Tally the lines of the listing that contain the word "Rodoreda", then give the total and nothing else.

====== Records provided ======

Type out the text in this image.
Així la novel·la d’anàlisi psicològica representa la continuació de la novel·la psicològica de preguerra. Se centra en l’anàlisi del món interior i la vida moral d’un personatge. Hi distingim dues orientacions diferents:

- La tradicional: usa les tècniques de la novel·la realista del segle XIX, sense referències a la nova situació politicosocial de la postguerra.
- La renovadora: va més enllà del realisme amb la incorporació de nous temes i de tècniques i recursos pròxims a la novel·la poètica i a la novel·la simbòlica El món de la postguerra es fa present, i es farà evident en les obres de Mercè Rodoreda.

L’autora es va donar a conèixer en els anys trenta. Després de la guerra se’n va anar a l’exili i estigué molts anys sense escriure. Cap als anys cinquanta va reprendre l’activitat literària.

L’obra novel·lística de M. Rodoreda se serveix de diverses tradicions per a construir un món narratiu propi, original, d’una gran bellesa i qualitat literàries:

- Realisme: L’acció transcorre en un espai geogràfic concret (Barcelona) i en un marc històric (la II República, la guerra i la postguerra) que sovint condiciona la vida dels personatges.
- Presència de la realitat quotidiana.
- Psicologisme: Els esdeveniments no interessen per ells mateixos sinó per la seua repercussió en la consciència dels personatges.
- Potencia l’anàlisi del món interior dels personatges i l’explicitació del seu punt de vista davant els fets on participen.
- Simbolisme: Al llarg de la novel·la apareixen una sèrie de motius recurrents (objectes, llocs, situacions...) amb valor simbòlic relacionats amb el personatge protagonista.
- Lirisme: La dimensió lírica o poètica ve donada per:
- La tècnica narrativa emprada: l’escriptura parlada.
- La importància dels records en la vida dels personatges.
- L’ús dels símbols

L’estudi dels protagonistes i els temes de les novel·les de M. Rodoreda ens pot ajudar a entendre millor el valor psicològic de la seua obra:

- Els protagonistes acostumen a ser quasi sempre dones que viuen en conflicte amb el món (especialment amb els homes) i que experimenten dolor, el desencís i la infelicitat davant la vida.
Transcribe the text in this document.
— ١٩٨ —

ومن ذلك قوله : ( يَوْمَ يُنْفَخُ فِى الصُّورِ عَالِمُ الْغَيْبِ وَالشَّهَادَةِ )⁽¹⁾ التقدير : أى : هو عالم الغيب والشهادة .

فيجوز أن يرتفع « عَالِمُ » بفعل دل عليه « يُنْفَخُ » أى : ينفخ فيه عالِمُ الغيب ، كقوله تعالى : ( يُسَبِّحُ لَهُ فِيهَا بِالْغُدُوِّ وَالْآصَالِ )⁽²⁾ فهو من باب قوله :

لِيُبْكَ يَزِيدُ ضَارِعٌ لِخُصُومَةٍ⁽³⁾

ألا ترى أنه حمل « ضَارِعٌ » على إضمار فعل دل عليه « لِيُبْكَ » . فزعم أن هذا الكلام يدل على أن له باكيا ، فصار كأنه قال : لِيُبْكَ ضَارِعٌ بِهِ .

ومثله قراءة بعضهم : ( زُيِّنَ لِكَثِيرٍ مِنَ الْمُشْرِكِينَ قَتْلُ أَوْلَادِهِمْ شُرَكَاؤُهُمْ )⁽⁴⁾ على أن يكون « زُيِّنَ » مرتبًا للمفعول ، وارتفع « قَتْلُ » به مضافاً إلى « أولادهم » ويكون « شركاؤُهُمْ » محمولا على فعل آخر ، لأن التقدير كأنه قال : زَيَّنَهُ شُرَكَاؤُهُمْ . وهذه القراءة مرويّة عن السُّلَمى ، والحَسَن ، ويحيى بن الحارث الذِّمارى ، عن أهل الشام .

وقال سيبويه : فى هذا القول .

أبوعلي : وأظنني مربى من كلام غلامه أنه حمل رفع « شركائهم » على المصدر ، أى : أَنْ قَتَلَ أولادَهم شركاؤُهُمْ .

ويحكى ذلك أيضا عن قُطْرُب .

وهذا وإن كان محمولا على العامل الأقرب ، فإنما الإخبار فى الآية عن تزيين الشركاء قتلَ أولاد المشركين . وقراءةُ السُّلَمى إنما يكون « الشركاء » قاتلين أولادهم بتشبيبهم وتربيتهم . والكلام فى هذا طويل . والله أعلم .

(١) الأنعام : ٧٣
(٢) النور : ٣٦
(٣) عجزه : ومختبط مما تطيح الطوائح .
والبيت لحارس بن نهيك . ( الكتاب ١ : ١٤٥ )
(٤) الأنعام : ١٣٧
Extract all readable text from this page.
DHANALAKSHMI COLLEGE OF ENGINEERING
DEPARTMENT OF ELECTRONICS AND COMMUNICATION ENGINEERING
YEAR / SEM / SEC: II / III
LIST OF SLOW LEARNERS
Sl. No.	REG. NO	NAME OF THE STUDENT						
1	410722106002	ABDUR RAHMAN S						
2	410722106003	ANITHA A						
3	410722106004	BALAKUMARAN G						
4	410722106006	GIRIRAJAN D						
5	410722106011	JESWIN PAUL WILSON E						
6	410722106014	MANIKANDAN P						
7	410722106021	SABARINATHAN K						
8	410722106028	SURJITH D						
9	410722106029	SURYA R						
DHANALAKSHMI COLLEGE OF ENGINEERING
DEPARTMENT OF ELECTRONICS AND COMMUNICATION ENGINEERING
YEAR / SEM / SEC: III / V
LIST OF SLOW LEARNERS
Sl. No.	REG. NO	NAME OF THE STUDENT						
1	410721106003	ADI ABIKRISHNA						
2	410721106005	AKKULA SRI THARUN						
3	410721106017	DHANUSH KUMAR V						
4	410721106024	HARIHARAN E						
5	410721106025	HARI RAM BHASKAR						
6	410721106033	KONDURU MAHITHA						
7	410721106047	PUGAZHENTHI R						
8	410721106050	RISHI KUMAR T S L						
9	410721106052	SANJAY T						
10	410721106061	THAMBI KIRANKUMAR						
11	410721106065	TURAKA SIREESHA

======

## [Answer in full]
3